Return the records, each one exactly as written.

* START The data *

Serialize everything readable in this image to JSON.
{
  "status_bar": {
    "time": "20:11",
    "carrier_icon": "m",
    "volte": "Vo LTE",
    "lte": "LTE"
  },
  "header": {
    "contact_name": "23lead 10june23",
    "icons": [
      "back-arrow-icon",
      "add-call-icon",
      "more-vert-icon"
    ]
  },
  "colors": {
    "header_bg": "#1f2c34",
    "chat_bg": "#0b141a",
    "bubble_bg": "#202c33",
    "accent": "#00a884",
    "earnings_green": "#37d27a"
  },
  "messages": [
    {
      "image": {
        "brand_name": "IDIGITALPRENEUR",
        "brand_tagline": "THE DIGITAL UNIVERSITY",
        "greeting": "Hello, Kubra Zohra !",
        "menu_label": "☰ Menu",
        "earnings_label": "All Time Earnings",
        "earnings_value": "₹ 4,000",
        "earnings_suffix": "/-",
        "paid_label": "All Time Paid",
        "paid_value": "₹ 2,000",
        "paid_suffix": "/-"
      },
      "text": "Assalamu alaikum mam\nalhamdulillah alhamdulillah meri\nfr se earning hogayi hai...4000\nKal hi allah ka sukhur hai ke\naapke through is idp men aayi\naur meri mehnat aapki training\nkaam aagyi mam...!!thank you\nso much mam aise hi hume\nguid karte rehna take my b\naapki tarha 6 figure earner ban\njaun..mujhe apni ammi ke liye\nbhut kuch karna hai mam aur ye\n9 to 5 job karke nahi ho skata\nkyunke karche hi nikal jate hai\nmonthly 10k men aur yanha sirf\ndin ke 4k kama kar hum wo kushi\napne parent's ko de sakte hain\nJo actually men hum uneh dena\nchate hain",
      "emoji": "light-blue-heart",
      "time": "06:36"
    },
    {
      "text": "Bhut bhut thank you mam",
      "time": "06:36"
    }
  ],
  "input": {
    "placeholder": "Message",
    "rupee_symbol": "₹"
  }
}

* END The data *

The result »
Serialize everything readable in this image to JSON.
{
  "status_bar": {
    "time": "20:11",
    "carrier_icon": "m",
    "volte": "Vo LTE",
    "lte": "LTE"
  },
  "header": {
    "contact_name": "23lead 10june23",
    "icons": [
      "back-arrow-icon",
      "add-call-icon",
      "more-vert-icon"
    ]
  },
  "colors": {
    "header_bg": "#1f2c34",
    "chat_bg": "#0b141a",
    "bubble_bg": "#202c33",
    "accent": "#00a884",
    "earnings_green": "#37d27a"
  },
  "messages": [
    {
      "image": {
        "brand_name": "IDIGITALPRENEUR",
        "brand_tagline": "THE DIGITAL UNIVERSITY",
        "greeting": "Hello, Kubra Zohra !",
        "menu_label": "☰ Menu",
        "earnings_label": "All Time Earnings",
        "earnings_value": "₹ 4,000",
        "earnings_suffix": "/-",
        "paid_label": "All Time Paid",
        "paid_value": "₹ 2,000",
        "paid_suffix": "/-"
      },
      "text": "Assalamu alaikum mam\nalhamdulillah alhamdulillah meri\nfr se earning hogayi hai...4000\nKal hi allah ka sukhur hai ke\naapke through is idp men aayi\naur meri mehnat aapki training\nkaam aagyi mam...!!thank you\nso much mam aise hi hume\nguid karte rehna take my b\naapki tarha 6 figure earner ban\njaun..mujhe apni ammi ke liye\nbhut kuch karna hai mam aur ye\n9 to 5 job karke nahi ho skata\nkyunke karche hi nikal jate hai\nmonthly 10k men aur yanha sirf\ndin ke 4k kama kar hum wo kushi\napne parent's ko de sakte hain\nJo actually men hum uneh dena\nchate hain",
      "emoji": "light-blue-heart",
      "time": "06:36"
    },
    {
      "text": "Bhut bhut thank you mam",
      "time": "06:36"
    }
  ],
  "input": {
    "placeholder": "Message",
    "rupee_symbol": "₹"
  }
}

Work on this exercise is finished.